(Set problem) Wherever a line holds the string "JSON", copy that line.

Dataset rows:

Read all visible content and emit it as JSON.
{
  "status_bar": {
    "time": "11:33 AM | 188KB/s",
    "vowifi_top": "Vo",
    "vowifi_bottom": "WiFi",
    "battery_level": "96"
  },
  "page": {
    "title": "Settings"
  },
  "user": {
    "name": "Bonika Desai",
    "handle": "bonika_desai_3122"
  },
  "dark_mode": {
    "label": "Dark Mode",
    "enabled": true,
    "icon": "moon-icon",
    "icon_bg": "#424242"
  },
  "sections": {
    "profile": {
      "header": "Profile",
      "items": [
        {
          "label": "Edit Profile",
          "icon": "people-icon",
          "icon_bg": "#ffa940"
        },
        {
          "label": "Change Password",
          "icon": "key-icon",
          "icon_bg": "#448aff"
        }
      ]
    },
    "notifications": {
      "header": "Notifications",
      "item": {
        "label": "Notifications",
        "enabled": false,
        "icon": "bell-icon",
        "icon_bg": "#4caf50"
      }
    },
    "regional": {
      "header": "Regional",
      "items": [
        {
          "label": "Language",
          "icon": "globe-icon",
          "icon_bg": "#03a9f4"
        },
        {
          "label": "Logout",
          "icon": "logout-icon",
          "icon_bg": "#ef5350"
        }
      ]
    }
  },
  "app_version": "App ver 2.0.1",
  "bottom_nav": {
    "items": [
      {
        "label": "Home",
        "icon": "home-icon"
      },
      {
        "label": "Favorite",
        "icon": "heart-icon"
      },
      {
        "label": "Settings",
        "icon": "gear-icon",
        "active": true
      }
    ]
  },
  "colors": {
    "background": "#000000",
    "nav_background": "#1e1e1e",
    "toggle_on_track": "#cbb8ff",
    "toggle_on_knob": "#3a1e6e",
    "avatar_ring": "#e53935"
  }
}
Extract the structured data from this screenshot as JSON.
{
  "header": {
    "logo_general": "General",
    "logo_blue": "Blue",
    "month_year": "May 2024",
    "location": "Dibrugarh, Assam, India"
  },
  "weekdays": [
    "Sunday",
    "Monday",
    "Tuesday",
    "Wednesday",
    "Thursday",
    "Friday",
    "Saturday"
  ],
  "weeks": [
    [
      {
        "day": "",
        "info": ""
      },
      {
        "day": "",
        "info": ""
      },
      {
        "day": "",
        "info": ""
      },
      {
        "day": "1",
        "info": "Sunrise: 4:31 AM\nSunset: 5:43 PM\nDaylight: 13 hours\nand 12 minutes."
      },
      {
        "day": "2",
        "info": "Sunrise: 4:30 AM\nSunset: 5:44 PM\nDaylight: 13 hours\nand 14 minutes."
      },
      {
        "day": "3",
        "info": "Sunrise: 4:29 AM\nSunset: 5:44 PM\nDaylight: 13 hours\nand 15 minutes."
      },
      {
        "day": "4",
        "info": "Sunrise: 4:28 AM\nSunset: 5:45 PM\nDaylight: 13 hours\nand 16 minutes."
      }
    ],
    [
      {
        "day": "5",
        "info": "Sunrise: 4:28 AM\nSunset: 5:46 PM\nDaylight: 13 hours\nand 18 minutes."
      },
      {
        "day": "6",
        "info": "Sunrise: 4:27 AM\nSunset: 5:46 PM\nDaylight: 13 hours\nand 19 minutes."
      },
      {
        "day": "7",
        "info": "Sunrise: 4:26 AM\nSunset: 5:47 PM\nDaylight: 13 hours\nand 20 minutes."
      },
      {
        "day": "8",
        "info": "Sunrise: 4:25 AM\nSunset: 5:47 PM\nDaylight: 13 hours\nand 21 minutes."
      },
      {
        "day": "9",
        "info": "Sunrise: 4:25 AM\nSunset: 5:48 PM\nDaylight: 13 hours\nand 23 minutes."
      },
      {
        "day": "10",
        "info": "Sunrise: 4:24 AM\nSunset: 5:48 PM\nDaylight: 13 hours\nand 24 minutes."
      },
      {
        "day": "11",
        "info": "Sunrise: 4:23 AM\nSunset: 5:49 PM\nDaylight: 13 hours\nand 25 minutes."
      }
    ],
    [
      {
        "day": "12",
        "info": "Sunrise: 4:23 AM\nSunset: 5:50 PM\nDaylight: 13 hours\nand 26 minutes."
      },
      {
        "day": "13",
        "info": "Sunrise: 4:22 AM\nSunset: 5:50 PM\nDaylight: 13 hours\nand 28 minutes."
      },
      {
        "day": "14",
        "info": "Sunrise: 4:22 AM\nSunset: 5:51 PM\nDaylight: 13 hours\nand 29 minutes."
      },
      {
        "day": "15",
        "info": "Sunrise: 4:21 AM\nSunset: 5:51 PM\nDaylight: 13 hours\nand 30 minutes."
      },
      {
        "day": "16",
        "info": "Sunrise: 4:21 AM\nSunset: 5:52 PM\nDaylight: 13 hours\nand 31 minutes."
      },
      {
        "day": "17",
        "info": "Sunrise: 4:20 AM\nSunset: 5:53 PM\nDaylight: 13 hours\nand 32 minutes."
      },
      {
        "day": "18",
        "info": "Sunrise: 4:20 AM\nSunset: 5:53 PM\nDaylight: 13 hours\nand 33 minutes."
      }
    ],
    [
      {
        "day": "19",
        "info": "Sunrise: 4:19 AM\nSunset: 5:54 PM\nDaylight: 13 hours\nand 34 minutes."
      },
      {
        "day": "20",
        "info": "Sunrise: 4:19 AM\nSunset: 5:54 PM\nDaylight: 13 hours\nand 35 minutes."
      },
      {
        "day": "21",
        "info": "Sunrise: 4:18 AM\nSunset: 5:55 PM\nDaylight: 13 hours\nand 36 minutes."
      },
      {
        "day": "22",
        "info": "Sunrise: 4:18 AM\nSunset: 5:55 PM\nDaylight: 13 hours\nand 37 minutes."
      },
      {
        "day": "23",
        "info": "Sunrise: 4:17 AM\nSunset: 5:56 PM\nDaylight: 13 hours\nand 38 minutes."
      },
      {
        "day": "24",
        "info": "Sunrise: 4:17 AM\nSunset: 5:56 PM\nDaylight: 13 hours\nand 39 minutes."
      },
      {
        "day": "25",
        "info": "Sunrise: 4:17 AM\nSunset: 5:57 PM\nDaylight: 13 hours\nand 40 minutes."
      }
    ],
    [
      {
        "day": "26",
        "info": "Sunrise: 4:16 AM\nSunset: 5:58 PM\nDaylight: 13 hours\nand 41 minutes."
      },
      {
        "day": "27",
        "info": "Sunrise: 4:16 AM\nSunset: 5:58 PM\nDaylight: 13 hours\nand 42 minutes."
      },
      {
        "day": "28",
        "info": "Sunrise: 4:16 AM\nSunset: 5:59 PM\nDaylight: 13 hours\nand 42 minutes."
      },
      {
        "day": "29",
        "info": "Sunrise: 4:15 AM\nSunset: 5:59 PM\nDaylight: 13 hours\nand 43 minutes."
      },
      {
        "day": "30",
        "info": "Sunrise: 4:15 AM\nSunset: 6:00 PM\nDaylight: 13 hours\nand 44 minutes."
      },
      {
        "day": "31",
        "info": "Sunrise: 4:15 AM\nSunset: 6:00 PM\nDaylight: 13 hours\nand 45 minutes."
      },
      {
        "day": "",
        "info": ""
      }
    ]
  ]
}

(Finished answer)
Read all visible content and emit it as JSON.
Extract the structured data from this screenshot as JSON.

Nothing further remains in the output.